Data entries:
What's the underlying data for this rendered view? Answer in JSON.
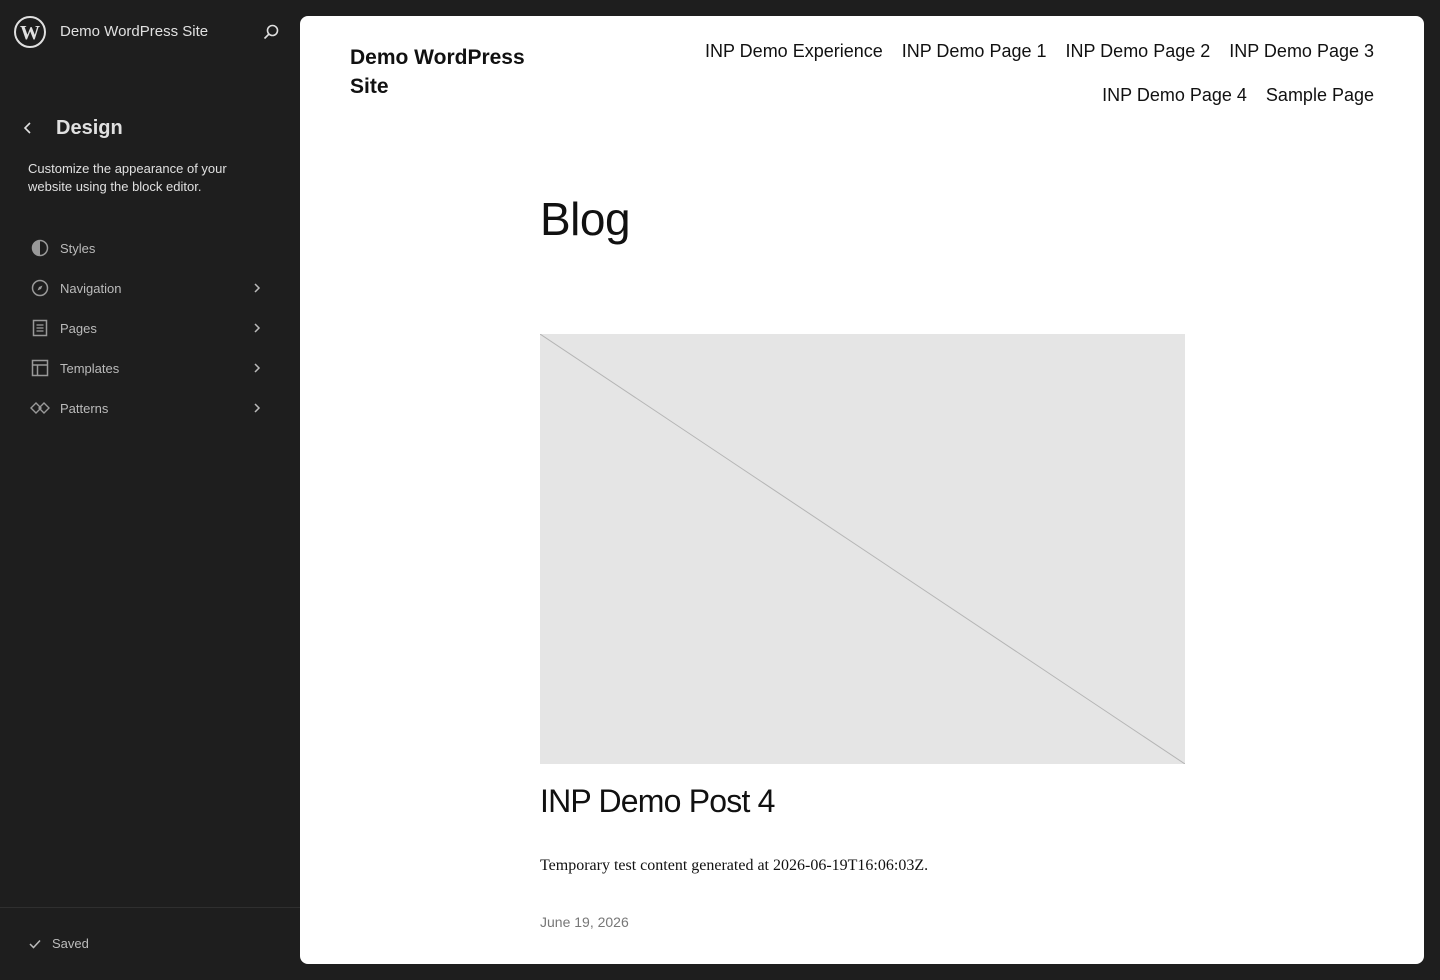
{
  "sidebar": {
    "site_name": "Demo WordPress Site",
    "section_title": "Design",
    "description": "Customize the appearance of your website using the block editor.",
    "items": [
      {
        "label": "Styles",
        "icon": "styles-icon",
        "has_chevron": false
      },
      {
        "label": "Navigation",
        "icon": "navigation-icon",
        "has_chevron": true
      },
      {
        "label": "Pages",
        "icon": "pages-icon",
        "has_chevron": true
      },
      {
        "label": "Templates",
        "icon": "templates-icon",
        "has_chevron": true
      },
      {
        "label": "Patterns",
        "icon": "patterns-icon",
        "has_chevron": true
      }
    ],
    "save_status": "Saved"
  },
  "canvas": {
    "site_title": "Demo WordPress Site",
    "nav": [
      "INP Demo Experience",
      "INP Demo Page 1",
      "INP Demo Page 2",
      "INP Demo Page 3",
      "INP Demo Page 4",
      "Sample Page"
    ],
    "page_title": "Blog",
    "post": {
      "title": "INP Demo Post 4",
      "excerpt": "Temporary test content generated at 2026-06-19T16:06:03Z.",
      "date": "June 19, 2026"
    }
  },
  "colors": {
    "sidebar_bg": "#1e1e1e",
    "canvas_bg": "#ffffff",
    "placeholder_bg": "#e5e5e5"
  }
}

- _WRITTEN TASK_
Leaving the pictures aside, transcribe the entire listing exactly.

- _OUTPUT FOR THIS EXERCISE_
What's the underlying data for this rendered view? Answer in JSON.
{
  "sidebar": {
    "site_name": "Demo WordPress Site",
    "section_title": "Design",
    "description": "Customize the appearance of your website using the block editor.",
    "items": [
      {
        "label": "Styles",
        "icon": "styles-icon",
        "has_chevron": false
      },
      {
        "label": "Navigation",
        "icon": "navigation-icon",
        "has_chevron": true
      },
      {
        "label": "Pages",
        "icon": "pages-icon",
        "has_chevron": true
      },
      {
        "label": "Templates",
        "icon": "templates-icon",
        "has_chevron": true
      },
      {
        "label": "Patterns",
        "icon": "patterns-icon",
        "has_chevron": true
      }
    ],
    "save_status": "Saved"
  },
  "canvas": {
    "site_title": "Demo WordPress Site",
    "nav": [
      "INP Demo Experience",
      "INP Demo Page 1",
      "INP Demo Page 2",
      "INP Demo Page 3",
      "INP Demo Page 4",
      "Sample Page"
    ],
    "page_title": "Blog",
    "post": {
      "title": "INP Demo Post 4",
      "excerpt": "Temporary test content generated at 2026-06-19T16:06:03Z.",
      "date": "June 19, 2026"
    }
  },
  "colors": {
    "sidebar_bg": "#1e1e1e",
    "canvas_bg": "#ffffff",
    "placeholder_bg": "#e5e5e5"
  }
}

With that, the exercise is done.